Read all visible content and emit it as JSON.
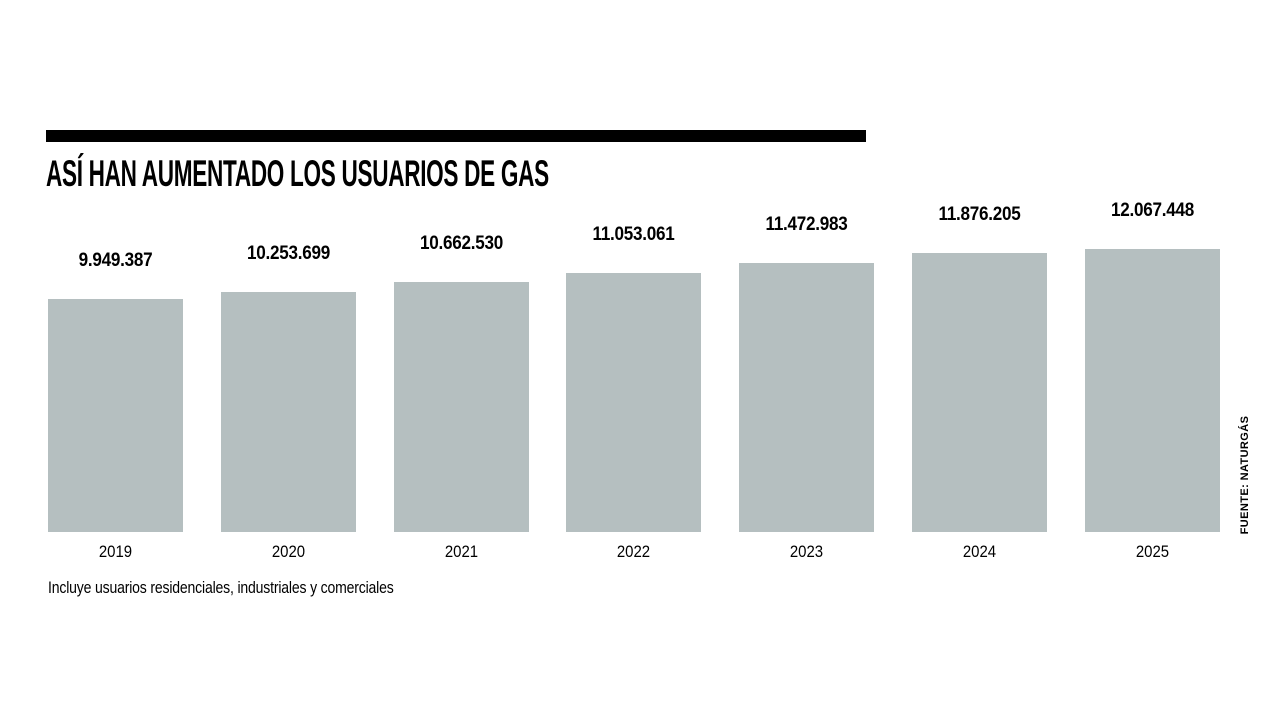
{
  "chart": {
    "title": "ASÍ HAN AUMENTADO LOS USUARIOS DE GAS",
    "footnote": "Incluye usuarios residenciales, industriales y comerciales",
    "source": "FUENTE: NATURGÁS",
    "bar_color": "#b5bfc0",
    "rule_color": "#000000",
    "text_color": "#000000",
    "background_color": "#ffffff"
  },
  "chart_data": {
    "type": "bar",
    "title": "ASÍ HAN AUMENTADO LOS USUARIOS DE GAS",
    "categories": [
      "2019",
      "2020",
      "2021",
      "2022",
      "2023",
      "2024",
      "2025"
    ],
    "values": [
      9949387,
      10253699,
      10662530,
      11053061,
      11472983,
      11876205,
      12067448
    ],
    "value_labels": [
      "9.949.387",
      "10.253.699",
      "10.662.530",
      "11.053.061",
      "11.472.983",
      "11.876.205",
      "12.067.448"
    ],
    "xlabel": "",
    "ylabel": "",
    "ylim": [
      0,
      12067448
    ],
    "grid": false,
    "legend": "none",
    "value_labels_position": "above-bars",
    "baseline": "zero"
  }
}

...

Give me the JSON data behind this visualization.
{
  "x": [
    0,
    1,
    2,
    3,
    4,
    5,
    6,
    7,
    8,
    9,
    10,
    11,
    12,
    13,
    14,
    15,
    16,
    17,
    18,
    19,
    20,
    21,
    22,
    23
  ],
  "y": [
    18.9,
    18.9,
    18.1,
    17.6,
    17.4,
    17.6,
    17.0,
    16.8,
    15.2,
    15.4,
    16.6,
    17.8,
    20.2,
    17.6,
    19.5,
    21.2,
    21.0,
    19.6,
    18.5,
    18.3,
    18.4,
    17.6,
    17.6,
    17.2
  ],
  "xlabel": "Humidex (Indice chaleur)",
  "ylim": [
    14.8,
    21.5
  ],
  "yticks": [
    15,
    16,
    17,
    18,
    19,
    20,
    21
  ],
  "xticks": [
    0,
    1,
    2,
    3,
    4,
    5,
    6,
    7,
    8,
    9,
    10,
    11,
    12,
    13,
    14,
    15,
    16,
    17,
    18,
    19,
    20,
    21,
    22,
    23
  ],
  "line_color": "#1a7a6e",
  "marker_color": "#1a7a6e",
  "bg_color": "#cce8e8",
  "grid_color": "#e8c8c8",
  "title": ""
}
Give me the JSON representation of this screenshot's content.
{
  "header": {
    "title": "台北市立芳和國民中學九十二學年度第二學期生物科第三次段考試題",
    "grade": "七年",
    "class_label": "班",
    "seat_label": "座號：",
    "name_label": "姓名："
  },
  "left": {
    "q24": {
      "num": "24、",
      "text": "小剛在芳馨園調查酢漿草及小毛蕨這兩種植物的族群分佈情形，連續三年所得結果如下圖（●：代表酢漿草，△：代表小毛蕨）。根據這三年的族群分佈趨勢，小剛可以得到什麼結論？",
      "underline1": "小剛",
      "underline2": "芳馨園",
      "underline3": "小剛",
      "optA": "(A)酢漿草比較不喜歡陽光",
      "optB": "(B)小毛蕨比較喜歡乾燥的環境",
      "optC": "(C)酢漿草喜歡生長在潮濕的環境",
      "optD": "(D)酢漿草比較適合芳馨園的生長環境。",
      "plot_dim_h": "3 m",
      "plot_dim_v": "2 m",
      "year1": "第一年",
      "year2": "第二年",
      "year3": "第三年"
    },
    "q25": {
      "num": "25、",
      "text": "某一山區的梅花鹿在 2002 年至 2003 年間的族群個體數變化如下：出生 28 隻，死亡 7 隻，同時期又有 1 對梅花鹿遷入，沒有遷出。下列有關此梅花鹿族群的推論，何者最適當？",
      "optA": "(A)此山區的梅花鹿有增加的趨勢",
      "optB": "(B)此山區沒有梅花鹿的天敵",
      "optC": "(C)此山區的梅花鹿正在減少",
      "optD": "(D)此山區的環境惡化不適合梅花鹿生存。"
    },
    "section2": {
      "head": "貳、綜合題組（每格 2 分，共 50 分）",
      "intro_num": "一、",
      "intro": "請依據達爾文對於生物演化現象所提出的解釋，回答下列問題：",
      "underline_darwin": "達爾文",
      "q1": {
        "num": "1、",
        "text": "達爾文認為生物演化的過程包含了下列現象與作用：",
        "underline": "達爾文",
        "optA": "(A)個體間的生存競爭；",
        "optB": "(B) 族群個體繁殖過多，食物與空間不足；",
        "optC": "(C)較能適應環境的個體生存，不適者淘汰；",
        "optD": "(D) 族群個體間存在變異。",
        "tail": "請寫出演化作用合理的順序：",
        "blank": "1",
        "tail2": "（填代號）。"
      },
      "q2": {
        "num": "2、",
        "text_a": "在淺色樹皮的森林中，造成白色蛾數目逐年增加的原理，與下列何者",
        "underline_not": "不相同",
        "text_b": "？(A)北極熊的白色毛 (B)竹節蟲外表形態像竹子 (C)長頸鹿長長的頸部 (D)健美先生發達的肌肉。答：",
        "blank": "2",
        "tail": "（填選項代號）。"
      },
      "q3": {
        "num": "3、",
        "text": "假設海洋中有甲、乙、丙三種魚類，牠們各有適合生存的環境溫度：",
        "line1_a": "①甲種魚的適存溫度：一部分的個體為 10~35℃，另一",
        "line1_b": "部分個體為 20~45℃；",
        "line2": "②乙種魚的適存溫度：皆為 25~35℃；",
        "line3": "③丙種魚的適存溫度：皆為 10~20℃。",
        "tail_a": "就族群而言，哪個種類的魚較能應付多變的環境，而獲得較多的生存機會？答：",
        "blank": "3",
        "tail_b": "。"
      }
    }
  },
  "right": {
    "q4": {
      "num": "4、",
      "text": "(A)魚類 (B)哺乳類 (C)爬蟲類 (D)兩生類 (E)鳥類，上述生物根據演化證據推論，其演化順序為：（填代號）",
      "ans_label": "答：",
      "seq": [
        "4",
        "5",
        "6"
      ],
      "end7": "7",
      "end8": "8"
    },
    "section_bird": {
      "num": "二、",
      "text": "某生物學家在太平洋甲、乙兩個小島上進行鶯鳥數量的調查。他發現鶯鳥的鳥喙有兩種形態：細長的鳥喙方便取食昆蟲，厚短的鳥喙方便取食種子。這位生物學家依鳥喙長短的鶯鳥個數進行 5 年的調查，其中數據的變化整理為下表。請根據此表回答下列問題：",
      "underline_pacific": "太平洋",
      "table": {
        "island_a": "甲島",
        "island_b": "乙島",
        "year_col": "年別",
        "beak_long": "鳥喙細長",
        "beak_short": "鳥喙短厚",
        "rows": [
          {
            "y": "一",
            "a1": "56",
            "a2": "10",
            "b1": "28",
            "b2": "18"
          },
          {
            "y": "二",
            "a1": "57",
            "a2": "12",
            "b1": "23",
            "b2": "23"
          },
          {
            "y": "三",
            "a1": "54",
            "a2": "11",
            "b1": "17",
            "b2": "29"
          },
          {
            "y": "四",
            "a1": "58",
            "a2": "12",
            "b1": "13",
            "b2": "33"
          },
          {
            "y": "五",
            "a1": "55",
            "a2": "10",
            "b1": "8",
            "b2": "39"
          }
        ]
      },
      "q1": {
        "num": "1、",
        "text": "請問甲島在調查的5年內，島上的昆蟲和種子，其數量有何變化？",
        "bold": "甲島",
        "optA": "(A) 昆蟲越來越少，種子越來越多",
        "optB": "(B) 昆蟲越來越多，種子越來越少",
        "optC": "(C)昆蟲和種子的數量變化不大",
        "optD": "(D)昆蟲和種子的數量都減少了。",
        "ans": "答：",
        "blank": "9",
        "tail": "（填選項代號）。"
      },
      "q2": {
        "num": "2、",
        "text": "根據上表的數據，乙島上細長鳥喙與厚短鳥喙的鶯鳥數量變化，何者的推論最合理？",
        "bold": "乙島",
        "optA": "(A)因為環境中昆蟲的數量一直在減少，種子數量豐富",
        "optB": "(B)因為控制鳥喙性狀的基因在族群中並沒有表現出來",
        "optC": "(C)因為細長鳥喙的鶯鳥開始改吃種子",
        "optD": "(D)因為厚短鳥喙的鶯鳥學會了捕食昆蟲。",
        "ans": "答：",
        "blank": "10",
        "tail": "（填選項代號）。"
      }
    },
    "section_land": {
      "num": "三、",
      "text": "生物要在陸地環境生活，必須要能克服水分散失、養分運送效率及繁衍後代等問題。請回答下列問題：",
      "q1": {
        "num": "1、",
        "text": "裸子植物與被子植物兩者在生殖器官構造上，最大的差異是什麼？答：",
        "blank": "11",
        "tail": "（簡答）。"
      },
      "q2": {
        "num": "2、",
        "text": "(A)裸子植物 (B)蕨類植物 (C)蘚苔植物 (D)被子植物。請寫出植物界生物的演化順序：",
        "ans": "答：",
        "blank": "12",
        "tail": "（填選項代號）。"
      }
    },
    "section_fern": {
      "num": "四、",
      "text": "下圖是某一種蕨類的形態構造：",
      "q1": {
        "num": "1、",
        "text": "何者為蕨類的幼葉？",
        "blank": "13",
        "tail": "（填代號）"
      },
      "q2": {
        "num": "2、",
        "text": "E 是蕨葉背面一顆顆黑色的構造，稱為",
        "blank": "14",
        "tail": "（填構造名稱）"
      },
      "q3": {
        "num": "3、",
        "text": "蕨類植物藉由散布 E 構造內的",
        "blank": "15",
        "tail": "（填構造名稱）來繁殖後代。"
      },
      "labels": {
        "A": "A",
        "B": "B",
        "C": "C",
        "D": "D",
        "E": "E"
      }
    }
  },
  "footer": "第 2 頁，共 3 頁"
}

---

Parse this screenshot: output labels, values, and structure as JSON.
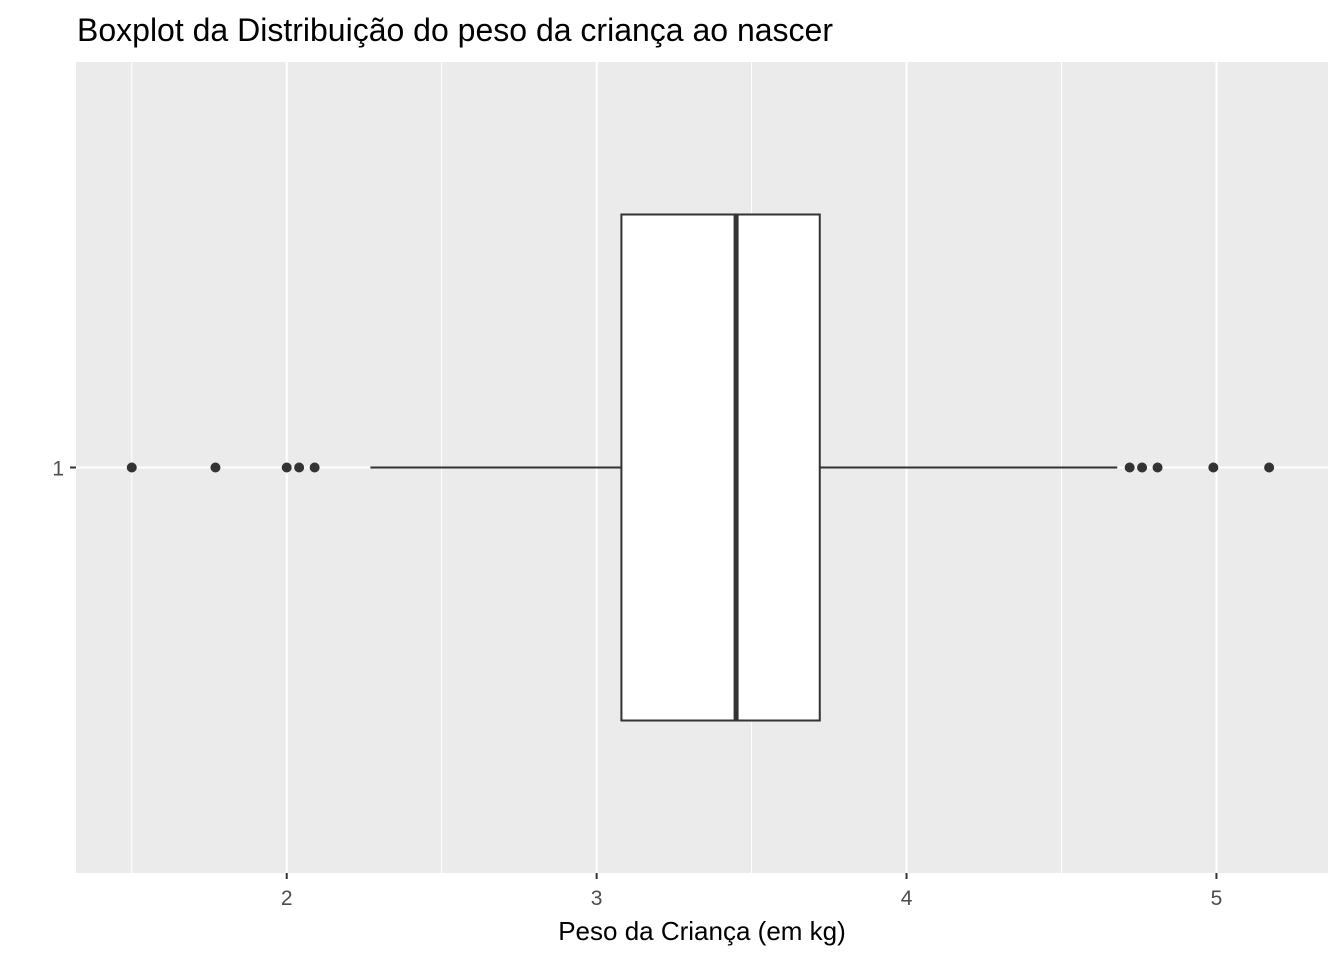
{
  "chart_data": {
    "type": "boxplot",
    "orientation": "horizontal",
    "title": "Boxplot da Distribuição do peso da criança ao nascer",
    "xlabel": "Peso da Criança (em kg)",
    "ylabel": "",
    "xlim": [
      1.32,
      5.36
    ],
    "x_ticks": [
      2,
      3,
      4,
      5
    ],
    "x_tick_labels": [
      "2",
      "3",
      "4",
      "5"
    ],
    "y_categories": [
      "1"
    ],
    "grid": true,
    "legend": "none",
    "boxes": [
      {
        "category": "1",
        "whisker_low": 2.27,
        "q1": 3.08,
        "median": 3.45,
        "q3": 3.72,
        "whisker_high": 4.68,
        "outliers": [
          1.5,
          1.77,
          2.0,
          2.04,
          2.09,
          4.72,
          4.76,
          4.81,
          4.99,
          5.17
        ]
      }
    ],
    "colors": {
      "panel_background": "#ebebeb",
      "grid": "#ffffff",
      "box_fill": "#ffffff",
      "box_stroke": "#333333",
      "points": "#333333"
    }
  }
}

▸ **SHORT EXERCISE**
Copy every line in the entries above that has the string "Give" in it.

▸ **EXERCISE RESULT**
Give me the JSON data behind this visualization.
Give me the JSON representation of this screenshot's content.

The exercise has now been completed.